EXERCISE INSTRUCTIONS »
Return the lines below that carry the word "name".

GIVEN INFORMATION »
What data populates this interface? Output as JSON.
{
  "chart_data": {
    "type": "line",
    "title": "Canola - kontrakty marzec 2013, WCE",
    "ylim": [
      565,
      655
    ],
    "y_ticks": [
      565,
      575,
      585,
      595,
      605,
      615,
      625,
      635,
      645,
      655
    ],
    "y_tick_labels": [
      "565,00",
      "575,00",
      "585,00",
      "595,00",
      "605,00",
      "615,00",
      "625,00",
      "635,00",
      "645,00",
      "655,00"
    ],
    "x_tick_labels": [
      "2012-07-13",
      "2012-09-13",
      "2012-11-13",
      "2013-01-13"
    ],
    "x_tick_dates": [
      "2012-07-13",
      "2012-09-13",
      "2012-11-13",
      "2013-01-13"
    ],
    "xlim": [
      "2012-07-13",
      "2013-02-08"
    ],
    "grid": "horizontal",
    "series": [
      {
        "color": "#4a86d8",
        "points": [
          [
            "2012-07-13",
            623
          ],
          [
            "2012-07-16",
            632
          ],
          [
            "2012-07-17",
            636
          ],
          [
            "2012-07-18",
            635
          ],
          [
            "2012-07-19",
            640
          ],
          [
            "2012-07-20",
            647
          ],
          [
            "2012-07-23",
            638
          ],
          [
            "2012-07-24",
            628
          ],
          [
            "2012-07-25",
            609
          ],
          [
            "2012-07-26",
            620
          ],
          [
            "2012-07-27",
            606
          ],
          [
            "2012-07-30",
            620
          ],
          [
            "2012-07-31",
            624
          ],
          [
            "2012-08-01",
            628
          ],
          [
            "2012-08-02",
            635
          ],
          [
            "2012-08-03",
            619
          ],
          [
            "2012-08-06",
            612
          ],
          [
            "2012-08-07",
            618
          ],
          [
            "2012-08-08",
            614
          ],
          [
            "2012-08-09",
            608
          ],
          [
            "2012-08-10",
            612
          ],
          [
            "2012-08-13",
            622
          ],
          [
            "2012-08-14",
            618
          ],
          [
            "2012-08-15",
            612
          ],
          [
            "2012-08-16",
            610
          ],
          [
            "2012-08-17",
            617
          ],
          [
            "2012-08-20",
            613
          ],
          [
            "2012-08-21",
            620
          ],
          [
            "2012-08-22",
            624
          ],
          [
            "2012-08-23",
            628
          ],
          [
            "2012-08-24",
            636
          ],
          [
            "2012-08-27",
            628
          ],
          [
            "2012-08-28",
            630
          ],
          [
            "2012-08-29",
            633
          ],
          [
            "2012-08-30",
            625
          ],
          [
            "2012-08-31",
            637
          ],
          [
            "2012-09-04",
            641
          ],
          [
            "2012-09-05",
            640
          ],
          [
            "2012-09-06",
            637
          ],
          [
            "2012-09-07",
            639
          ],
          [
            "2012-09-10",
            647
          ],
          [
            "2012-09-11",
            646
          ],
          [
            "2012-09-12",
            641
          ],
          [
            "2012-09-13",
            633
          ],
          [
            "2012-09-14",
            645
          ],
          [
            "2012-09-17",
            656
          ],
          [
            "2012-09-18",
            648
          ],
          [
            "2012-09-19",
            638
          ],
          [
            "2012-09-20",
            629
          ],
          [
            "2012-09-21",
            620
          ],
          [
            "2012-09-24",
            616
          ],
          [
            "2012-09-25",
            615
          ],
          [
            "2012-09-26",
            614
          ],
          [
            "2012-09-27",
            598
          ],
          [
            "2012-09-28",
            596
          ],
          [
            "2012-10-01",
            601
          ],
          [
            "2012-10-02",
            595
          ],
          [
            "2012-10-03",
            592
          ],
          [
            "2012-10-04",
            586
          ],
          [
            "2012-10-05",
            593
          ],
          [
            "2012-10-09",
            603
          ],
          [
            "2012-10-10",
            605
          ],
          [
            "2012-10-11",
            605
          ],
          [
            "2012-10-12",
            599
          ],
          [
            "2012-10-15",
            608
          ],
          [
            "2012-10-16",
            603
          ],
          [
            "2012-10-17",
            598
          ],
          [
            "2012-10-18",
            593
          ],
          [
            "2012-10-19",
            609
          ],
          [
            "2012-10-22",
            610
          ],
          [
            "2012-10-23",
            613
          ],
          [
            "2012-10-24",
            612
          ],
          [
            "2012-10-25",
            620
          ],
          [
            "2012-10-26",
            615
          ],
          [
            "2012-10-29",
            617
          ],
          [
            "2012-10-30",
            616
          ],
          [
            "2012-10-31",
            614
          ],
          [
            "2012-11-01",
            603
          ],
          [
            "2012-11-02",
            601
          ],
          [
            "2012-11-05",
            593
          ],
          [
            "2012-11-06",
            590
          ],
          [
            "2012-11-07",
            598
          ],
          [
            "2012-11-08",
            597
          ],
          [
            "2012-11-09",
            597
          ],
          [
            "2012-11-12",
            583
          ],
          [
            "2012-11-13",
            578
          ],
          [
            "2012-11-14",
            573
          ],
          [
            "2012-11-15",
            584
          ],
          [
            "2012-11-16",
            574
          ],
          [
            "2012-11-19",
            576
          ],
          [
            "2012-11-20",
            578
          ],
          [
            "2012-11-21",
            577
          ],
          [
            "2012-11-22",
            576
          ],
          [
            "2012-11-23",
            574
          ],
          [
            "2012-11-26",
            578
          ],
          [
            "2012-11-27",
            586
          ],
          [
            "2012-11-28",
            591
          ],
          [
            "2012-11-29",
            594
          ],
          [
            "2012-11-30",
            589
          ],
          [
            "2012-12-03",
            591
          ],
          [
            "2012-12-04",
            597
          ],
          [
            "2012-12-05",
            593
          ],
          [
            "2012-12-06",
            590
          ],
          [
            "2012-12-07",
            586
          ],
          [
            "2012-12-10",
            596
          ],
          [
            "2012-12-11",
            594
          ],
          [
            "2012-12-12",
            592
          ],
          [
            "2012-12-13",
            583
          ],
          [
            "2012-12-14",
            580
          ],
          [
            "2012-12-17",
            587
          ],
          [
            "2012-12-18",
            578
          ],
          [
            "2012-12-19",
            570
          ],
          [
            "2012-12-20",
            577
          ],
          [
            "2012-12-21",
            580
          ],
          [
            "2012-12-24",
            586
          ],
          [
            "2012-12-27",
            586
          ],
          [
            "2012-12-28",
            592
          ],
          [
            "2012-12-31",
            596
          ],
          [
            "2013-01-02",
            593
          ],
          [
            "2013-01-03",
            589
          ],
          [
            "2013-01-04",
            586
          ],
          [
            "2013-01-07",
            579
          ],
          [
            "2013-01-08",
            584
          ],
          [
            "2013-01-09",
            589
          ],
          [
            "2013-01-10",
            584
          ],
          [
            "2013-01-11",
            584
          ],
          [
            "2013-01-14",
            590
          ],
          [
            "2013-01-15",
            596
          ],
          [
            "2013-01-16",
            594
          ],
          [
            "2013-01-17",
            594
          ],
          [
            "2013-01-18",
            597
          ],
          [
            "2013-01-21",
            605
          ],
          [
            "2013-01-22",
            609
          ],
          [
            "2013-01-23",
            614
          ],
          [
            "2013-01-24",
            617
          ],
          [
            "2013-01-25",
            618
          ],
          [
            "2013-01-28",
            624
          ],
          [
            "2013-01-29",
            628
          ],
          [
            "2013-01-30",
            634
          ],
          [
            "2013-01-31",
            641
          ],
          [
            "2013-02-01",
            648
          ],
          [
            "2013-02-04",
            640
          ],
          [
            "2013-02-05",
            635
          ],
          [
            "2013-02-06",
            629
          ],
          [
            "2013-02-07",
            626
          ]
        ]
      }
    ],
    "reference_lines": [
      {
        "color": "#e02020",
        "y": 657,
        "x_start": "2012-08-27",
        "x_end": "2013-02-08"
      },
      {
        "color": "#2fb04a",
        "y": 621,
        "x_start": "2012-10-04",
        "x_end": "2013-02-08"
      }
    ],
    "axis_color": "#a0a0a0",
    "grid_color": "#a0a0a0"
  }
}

---

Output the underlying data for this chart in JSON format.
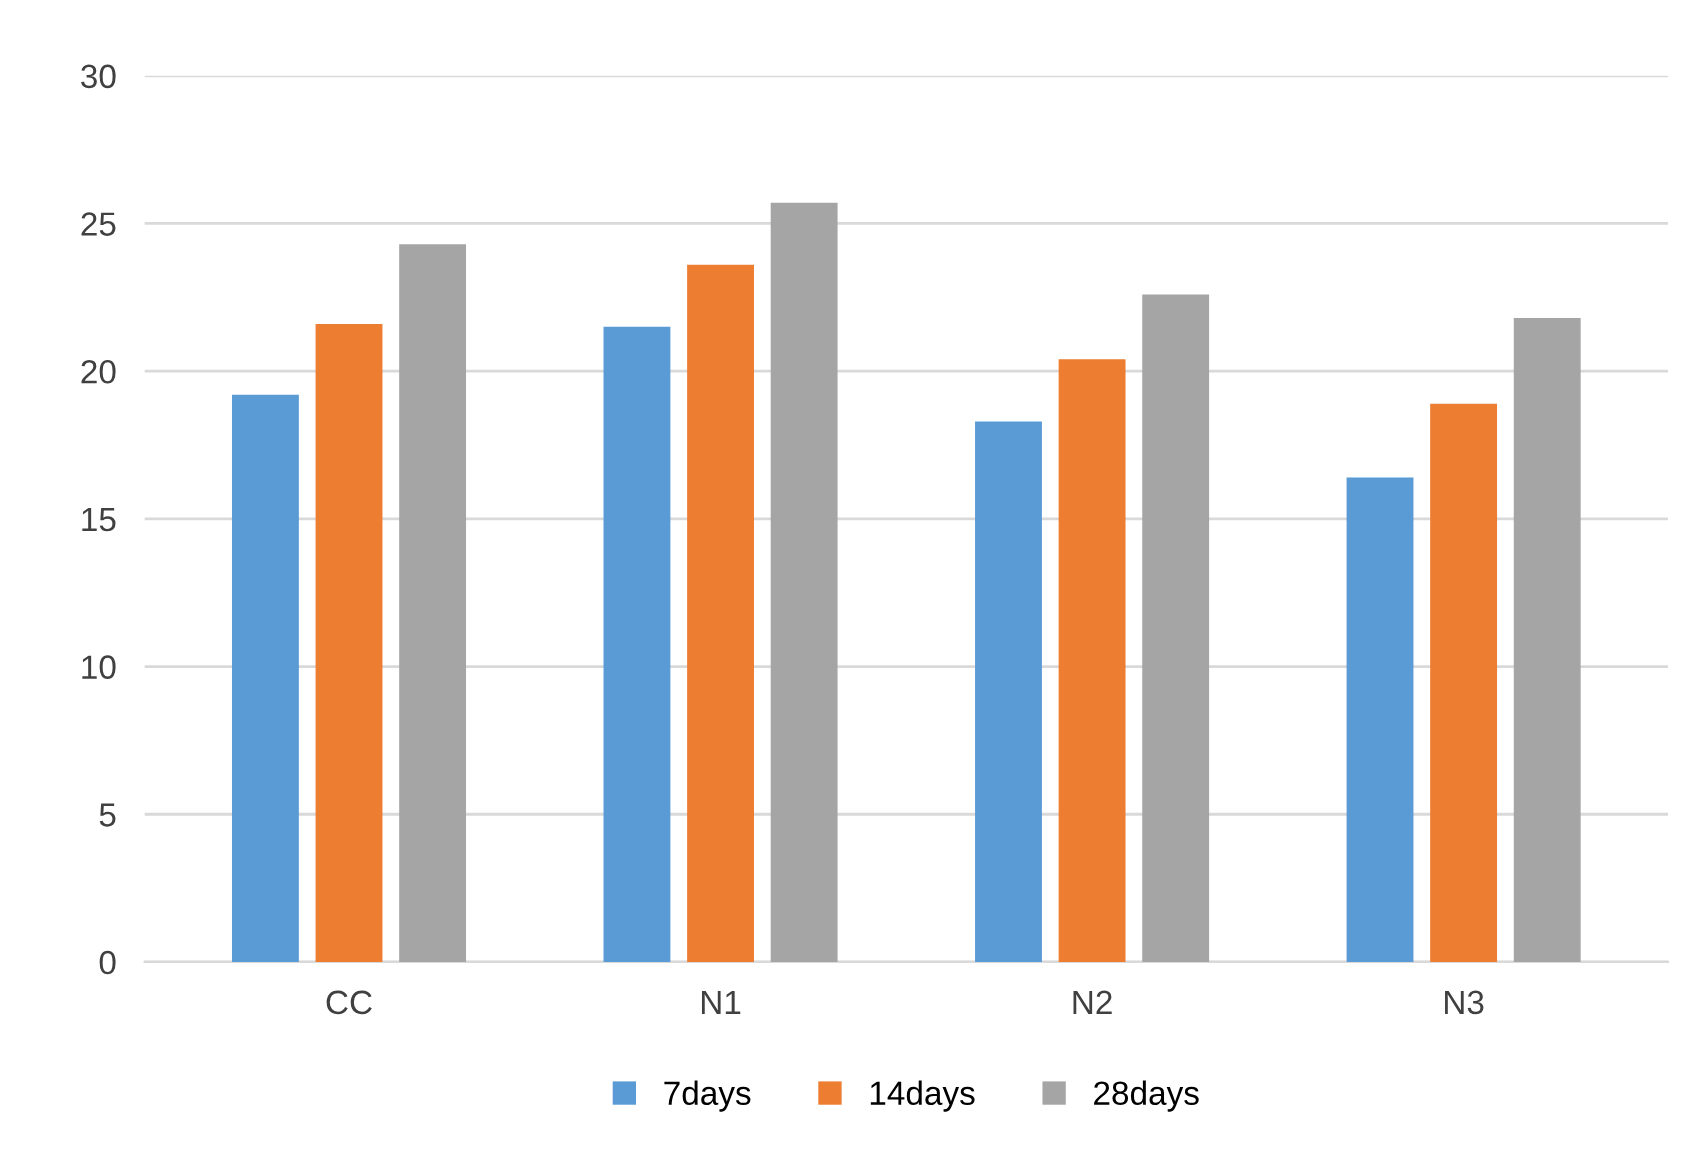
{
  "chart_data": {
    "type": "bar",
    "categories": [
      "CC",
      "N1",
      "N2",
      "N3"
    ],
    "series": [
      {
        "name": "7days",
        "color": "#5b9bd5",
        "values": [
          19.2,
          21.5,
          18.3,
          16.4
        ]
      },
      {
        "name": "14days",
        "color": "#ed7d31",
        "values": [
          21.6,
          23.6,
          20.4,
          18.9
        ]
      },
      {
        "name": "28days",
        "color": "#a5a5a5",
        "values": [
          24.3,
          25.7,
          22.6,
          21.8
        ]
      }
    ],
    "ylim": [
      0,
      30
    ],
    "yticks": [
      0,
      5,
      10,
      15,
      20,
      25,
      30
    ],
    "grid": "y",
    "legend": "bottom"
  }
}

* * *

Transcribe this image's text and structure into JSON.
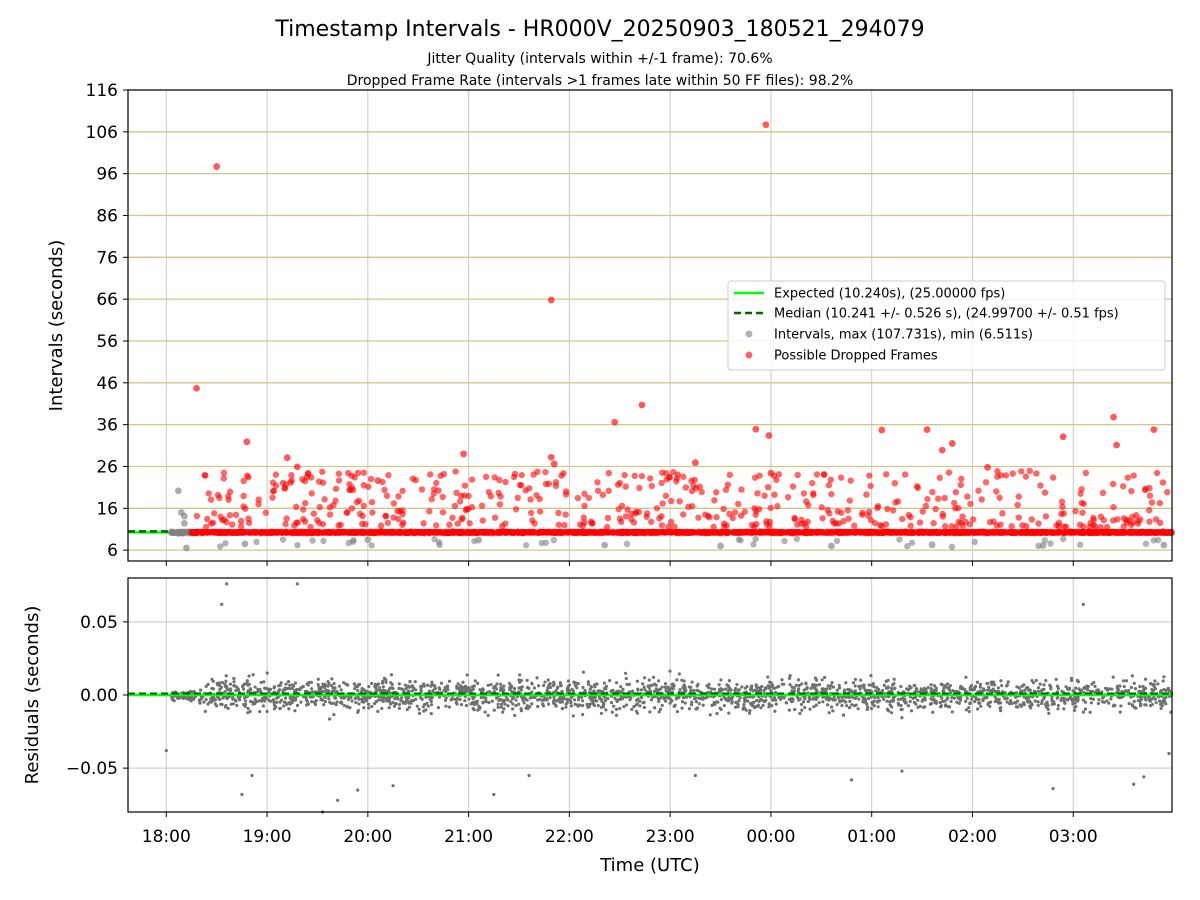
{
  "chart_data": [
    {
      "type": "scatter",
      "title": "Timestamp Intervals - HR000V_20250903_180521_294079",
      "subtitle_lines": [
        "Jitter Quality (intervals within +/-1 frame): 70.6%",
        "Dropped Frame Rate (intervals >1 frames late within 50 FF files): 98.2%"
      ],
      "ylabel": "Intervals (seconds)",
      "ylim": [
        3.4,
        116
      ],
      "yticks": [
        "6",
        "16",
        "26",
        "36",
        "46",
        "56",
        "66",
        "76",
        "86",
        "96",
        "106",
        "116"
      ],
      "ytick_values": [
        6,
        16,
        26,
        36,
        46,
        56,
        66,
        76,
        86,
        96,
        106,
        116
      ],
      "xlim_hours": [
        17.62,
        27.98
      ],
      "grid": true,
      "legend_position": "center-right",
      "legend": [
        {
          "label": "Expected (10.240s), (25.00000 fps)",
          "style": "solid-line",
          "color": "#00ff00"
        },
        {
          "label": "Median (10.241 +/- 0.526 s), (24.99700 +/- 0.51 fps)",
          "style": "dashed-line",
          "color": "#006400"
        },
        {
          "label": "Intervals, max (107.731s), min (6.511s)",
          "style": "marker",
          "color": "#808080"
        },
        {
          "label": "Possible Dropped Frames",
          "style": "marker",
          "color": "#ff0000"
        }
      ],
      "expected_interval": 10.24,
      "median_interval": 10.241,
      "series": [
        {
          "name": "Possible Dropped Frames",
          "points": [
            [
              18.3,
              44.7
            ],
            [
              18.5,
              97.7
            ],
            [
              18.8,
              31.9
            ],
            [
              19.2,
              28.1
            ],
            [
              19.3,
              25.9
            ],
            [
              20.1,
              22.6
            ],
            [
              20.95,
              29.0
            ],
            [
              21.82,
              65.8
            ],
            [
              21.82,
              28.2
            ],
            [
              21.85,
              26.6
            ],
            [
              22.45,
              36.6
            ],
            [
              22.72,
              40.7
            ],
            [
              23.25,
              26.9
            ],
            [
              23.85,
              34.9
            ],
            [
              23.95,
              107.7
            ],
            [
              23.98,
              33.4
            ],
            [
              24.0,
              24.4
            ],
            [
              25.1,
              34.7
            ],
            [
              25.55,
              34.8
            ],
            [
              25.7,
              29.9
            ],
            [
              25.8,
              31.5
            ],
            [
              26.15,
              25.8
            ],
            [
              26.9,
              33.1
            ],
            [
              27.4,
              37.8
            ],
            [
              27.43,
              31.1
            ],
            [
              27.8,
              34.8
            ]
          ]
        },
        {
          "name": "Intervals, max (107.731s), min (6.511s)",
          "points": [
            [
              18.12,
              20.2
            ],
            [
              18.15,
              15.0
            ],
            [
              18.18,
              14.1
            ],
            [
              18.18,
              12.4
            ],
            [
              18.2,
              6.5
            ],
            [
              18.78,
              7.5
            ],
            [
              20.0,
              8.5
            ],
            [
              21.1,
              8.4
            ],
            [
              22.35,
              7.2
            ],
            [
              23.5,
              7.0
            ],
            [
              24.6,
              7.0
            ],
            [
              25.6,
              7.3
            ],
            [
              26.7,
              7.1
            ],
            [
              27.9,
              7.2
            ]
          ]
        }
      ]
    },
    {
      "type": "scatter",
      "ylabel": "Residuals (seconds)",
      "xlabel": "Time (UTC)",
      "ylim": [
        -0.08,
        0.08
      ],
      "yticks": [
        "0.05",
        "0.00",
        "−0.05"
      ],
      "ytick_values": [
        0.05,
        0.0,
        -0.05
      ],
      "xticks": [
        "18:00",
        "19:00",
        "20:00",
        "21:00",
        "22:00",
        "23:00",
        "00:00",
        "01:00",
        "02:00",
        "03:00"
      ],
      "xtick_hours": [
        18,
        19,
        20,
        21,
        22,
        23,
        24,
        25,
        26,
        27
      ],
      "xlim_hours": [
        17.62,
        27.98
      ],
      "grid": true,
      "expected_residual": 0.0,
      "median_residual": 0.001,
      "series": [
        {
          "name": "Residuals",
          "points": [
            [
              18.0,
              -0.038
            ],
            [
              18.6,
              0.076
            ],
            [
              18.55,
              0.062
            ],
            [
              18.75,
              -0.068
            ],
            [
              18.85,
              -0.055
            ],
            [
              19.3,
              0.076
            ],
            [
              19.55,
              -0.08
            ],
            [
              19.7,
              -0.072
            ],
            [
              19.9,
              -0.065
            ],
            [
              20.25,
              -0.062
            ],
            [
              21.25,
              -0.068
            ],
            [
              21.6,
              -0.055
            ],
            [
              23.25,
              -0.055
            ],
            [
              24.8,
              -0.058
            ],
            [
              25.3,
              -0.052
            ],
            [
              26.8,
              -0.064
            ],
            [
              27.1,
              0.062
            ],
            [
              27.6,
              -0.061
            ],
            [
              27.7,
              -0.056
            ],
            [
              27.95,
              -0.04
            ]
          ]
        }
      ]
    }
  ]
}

RESULT FOR THIS EXERCISE »
        "name": "7days",
        "name": "14days",
        "name": "28days",
          "name": "Possible Dropped Frames",
          "name": "Intervals, max (107.731s), min (6.511s)",
          "name": "Residuals",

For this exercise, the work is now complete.